§ **What to produce**:
All of the records below need to be copied exactly.

§ **Dataset**:
_ _ _ _

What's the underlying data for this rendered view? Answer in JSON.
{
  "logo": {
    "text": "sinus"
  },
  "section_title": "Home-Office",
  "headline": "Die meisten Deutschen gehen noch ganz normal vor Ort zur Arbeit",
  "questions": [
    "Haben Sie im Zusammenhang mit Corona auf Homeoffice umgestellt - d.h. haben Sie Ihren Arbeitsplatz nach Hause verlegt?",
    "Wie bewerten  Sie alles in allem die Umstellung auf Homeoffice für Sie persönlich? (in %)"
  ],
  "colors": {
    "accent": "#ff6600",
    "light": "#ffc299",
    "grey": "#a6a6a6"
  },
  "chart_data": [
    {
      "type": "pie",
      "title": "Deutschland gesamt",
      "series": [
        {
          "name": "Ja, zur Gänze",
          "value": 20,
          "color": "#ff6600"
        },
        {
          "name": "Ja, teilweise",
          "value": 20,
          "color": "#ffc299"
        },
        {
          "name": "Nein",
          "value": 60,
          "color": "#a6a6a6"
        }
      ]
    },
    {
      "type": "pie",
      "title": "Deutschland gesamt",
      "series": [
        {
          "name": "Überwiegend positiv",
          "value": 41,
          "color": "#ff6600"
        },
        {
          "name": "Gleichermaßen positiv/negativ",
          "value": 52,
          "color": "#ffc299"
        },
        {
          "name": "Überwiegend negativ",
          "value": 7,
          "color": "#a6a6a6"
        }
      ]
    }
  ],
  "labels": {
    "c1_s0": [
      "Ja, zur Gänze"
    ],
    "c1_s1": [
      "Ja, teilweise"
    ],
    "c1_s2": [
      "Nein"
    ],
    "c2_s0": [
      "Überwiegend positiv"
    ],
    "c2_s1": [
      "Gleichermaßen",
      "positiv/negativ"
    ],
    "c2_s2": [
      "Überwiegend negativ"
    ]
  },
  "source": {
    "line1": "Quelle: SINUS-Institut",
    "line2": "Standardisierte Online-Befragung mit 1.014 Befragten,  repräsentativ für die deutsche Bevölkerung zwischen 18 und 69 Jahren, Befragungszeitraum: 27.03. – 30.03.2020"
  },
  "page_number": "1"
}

_ _ _ _

§ **Solution for this task**:
What's the underlying data for this rendered view? Answer in JSON.
{
  "logo": {
    "text": "sinus"
  },
  "section_title": "Home-Office",
  "headline": "Die meisten Deutschen gehen noch ganz normal vor Ort zur Arbeit",
  "questions": [
    "Haben Sie im Zusammenhang mit Corona auf Homeoffice umgestellt - d.h. haben Sie Ihren Arbeitsplatz nach Hause verlegt?",
    "Wie bewerten  Sie alles in allem die Umstellung auf Homeoffice für Sie persönlich? (in %)"
  ],
  "colors": {
    "accent": "#ff6600",
    "light": "#ffc299",
    "grey": "#a6a6a6"
  },
  "chart_data": [
    {
      "type": "pie",
      "title": "Deutschland gesamt",
      "series": [
        {
          "name": "Ja, zur Gänze",
          "value": 20,
          "color": "#ff6600"
        },
        {
          "name": "Ja, teilweise",
          "value": 20,
          "color": "#ffc299"
        },
        {
          "name": "Nein",
          "value": 60,
          "color": "#a6a6a6"
        }
      ]
    },
    {
      "type": "pie",
      "title": "Deutschland gesamt",
      "series": [
        {
          "name": "Überwiegend positiv",
          "value": 41,
          "color": "#ff6600"
        },
        {
          "name": "Gleichermaßen positiv/negativ",
          "value": 52,
          "color": "#ffc299"
        },
        {
          "name": "Überwiegend negativ",
          "value": 7,
          "color": "#a6a6a6"
        }
      ]
    }
  ],
  "labels": {
    "c1_s0": [
      "Ja, zur Gänze"
    ],
    "c1_s1": [
      "Ja, teilweise"
    ],
    "c1_s2": [
      "Nein"
    ],
    "c2_s0": [
      "Überwiegend positiv"
    ],
    "c2_s1": [
      "Gleichermaßen",
      "positiv/negativ"
    ],
    "c2_s2": [
      "Überwiegend negativ"
    ]
  },
  "source": {
    "line1": "Quelle: SINUS-Institut",
    "line2": "Standardisierte Online-Befragung mit 1.014 Befragten,  repräsentativ für die deutsche Bevölkerung zwischen 18 und 69 Jahren, Befragungszeitraum: 27.03. – 30.03.2020"
  },
  "page_number": "1"
}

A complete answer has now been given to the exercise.